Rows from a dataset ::
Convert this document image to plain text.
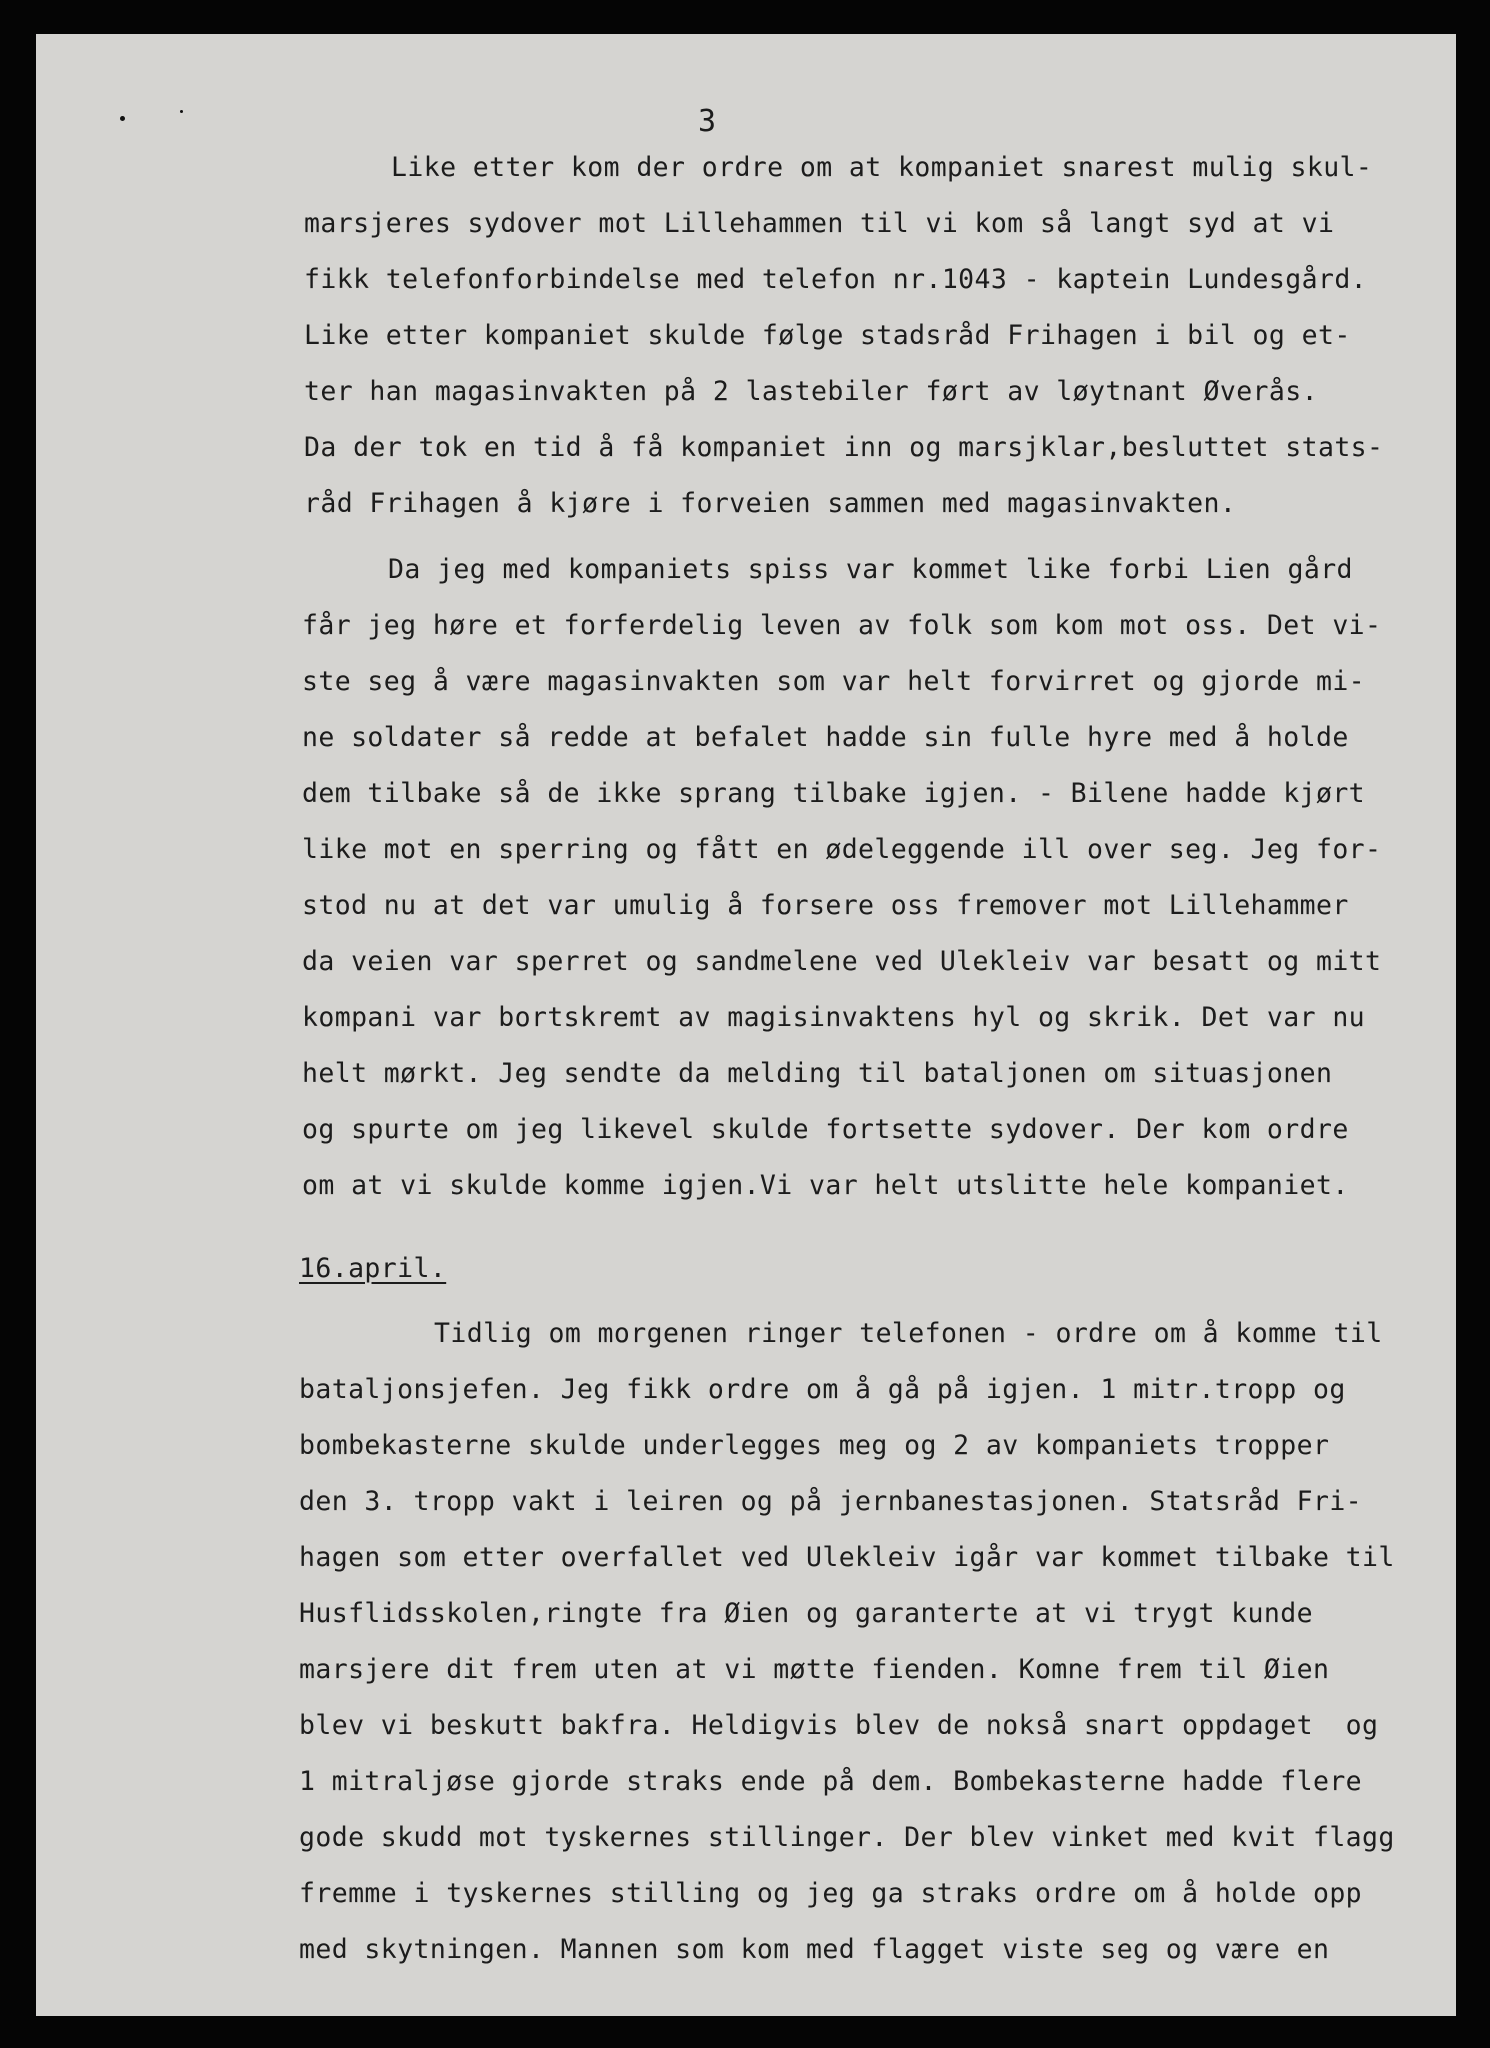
3
Like etter kom der ordre om at kompaniet snarest mulig skul-
marsjeres sydover mot Lillehammen til vi kom så langt syd at vi
fikk telefonforbindelse med telefon nr.1043 - kaptein Lundesgård.
Like etter kompaniet skulde følge stadsråd Frihagen i bil og et-
ter han magasinvakten på 2 lastebiler ført av løytnant Øverås.
Da der tok en tid å få kompaniet inn og marsjklar,besluttet stats-
råd Frihagen å kjøre i forveien sammen med magasinvakten.
Da jeg med kompaniets spiss var kommet like forbi Lien gård
får jeg høre et forferdelig leven av folk som kom mot oss. Det vi-
ste seg å være magasinvakten som var helt forvirret og gjorde mi-
ne soldater så redde at befalet hadde sin fulle hyre med å holde
dem tilbake så de ikke sprang tilbake igjen. - Bilene hadde kjørt
like mot en sperring og fått en ødeleggende ill over seg. Jeg for-
stod nu at det var umulig å forsere oss fremover mot Lillehammer
da veien var sperret og sandmelene ved Ulekleiv var besatt og mitt
kompani var bortskremt av magisinvaktens hyl og skrik. Det var nu
helt mørkt. Jeg sendte da melding til bataljonen om situasjonen
og spurte om jeg likevel skulde fortsette sydover. Der kom ordre
om at vi skulde komme igjen.Vi var helt utslitte hele kompaniet.
16.april.
Tidlig om morgenen ringer telefonen - ordre om å komme til
bataljonsjefen. Jeg fikk ordre om å gå på igjen. 1 mitr.tropp og
bombekasterne skulde underlegges meg og 2 av kompaniets tropper
den 3. tropp vakt i leiren og på jernbanestasjonen. Statsråd Fri-
hagen som etter overfallet ved Ulekleiv igår var kommet tilbake til
Husflidsskolen,ringte fra Øien og garanterte at vi trygt kunde
marsjere dit frem uten at vi møtte fienden. Komne frem til Øien
blev vi beskutt bakfra. Heldigvis blev de nokså snart oppdaget  og
1 mitraljøse gjorde straks ende på dem. Bombekasterne hadde flere
gode skudd mot tyskernes stillinger. Der blev vinket med kvit flagg
fremme i tyskernes stilling og jeg ga straks ordre om å holde opp
med skytningen. Mannen som kom med flagget viste seg og være en
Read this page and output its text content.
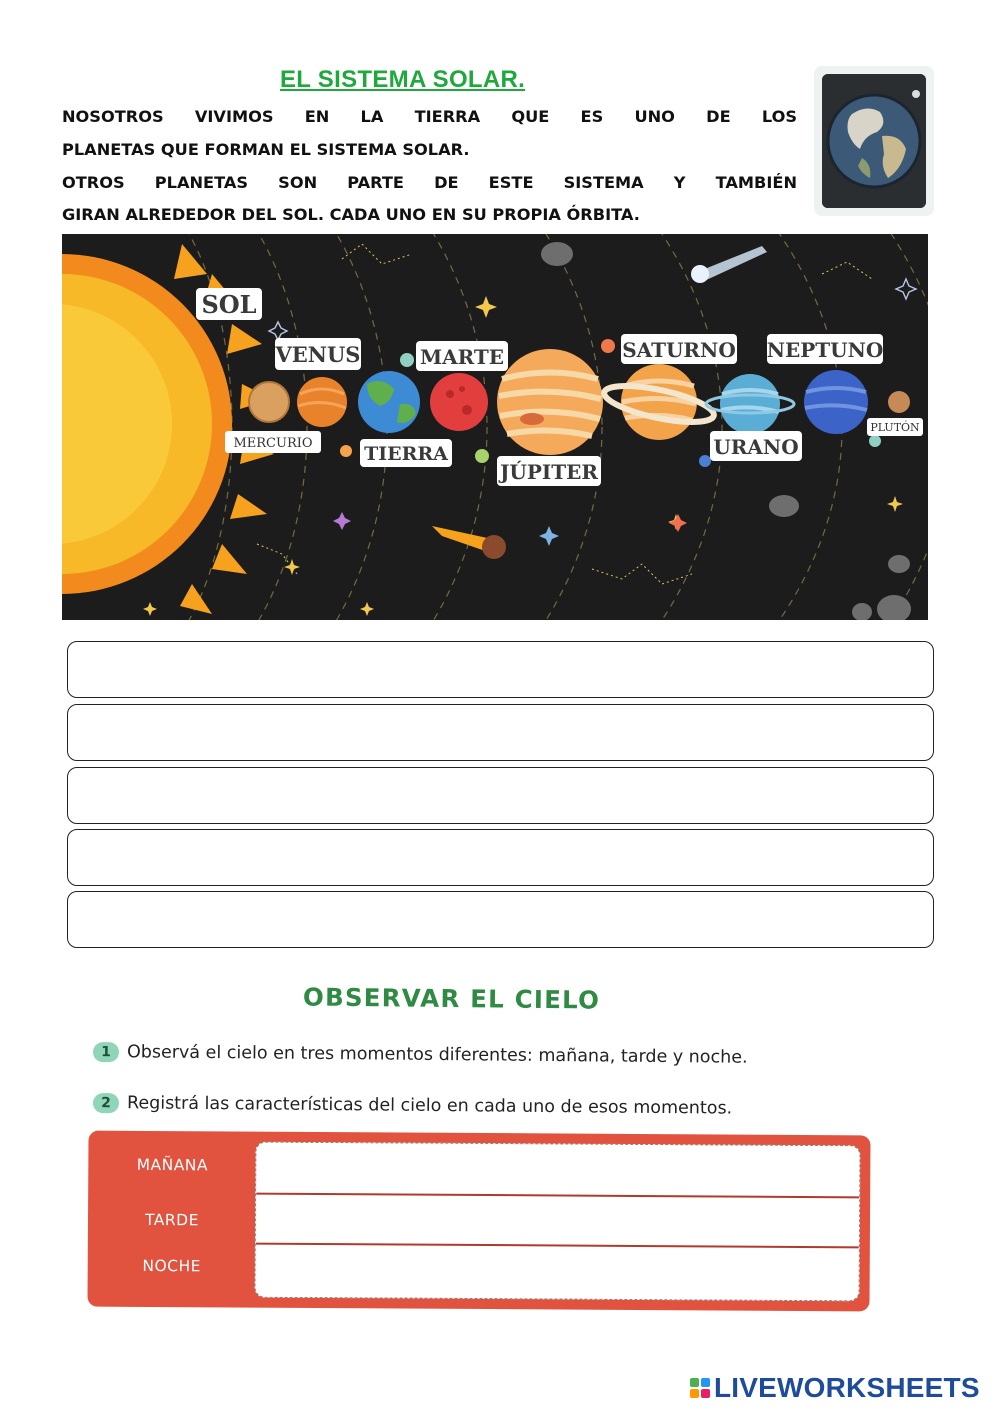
EL SISTEMA SOLAR.
NOSOTROS VIVIMOS EN LA TIERRA QUE ES UNO DE LOS
PLANETAS QUE FORMAN EL SISTEMA SOLAR.
OTROS PLANETAS SON PARTE DE ESTE SISTEMA Y TAMBIÉN
GIRAN ALREDEDOR DEL SOL. CADA UNO EN SU PROPIA ÓRBITA.
SOL
MERCURIO
VENUS
TIERRA
MARTE
JÚPITER
SATURNO
URANO
NEPTUNO
PLUTÓN
OBSERVAR EL CIELO
1 Observá el cielo en tres momentos diferentes: mañana, tarde y noche.
2 Registrá las características del cielo en cada uno de esos momentos.
MAÑANA
TARDE
NOCHE
LIVEWORKSHEETS
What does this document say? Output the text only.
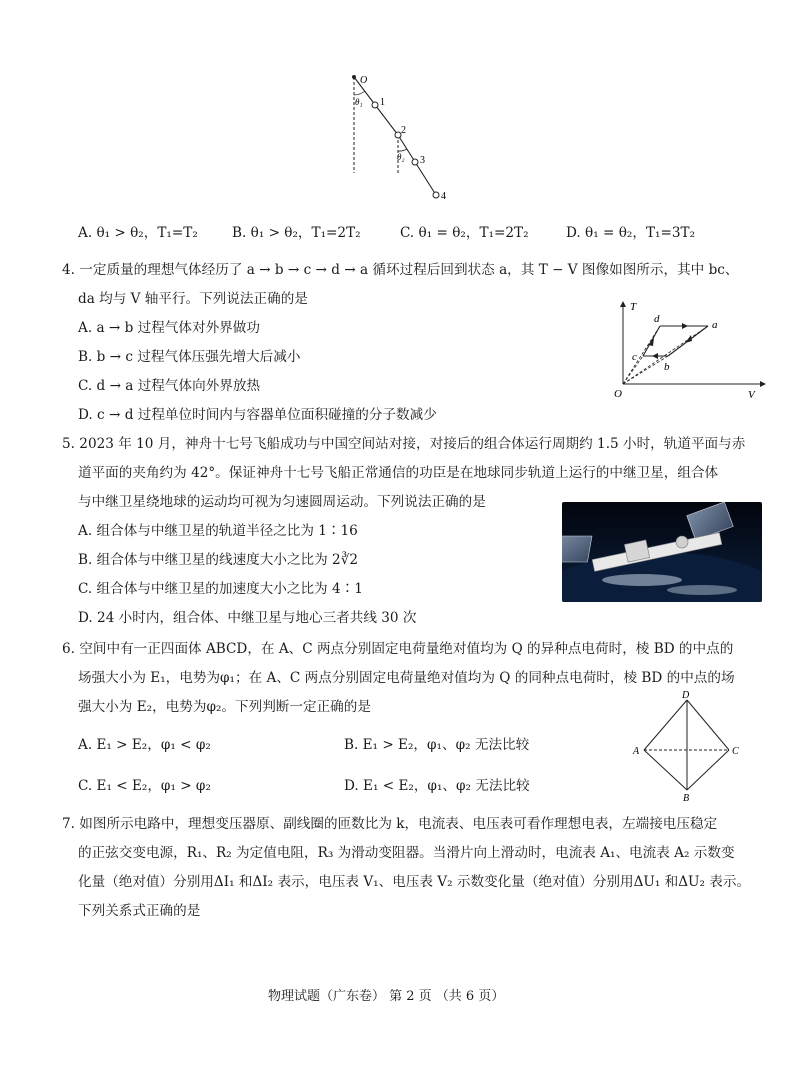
O
1
2
3
4
θ₁
θ₂
A. θ₁ > θ₂，T₁=T₂	B. θ₁ > θ₂，T₁=2T₂	C. θ₁ = θ₂，T₁=2T₂	D. θ₁ = θ₂，T₁=3T₂
4. 一定质量的理想气体经历了 a → b → c → d → a 循环过程后回到状态 a，其 T − V 图像如图所示，其中 bc、
da 均与 V 轴平行。下列说法正确的是
A. a → b 过程气体对外界做功
B. b → c 过程气体压强先增大后减小
C. d → a 过程气体向外界放热
D. c → d 过程单位时间内与容器单位面积碰撞的分子数减少
T
V
O
a
b
c
d
5. 2023 年 10 月，神舟十七号飞船成功与中国空间站对接，对接后的组合体运行周期约 1.5 小时，轨道平面与赤
道平面的夹角约为 42°。保证神舟十七号飞船正常通信的功臣是在地球同步轨道上运行的中继卫星，组合体
与中继卫星绕地球的运动均可视为匀速圆周运动。下列说法正确的是
A. 组合体与中继卫星的轨道半径之比为 1∶16
B. 组合体与中继卫星的线速度大小之比为 2∛2
C. 组合体与中继卫星的加速度大小之比为 4∶1
D. 24 小时内，组合体、中继卫星与地心三者共线 30 次
6. 空间中有一正四面体 ABCD，在 A、C 两点分别固定电荷量绝对值均为 Q 的异种点电荷时，棱 BD 的中点的
场强大小为 E₁，电势为φ₁；在 A、C 两点分别固定电荷量绝对值均为 Q 的同种点电荷时，棱 BD 的中点的场
强大小为 E₂，电势为φ₂。下列判断一定正确的是
A. E₁ > E₂，φ₁ < φ₂	B. E₁ > E₂，φ₁、φ₂ 无法比较
C. E₁ < E₂，φ₁ > φ₂	D. E₁ < E₂，φ₁、φ₂ 无法比较
D
A	C
B
7. 如图所示电路中，理想变压器原、副线圈的匝数比为 k，电流表、电压表可看作理想电表，左端接电压稳定
的正弦交变电源，R₁、R₂ 为定值电阻，R₃ 为滑动变阻器。当滑片向上滑动时，电流表 A₁、电流表 A₂ 示数变
化量（绝对值）分别用ΔI₁ 和ΔI₂ 表示，电压表 V₁、电压表 V₂ 示数变化量（绝对值）分别用ΔU₁ 和ΔU₂ 表示。
下列关系式正确的是
物理试题（广东卷） 第 2 页 （共 6 页）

Task instructions :: Extract all lines of the records above that include "PLANETAS".

Solved problem ::
PLANETAS QUE FORMAN EL SISTEMA SOLAR.
OTROS PLANETAS SON PARTE DE ESTE SISTEMA Y TAMBIÉN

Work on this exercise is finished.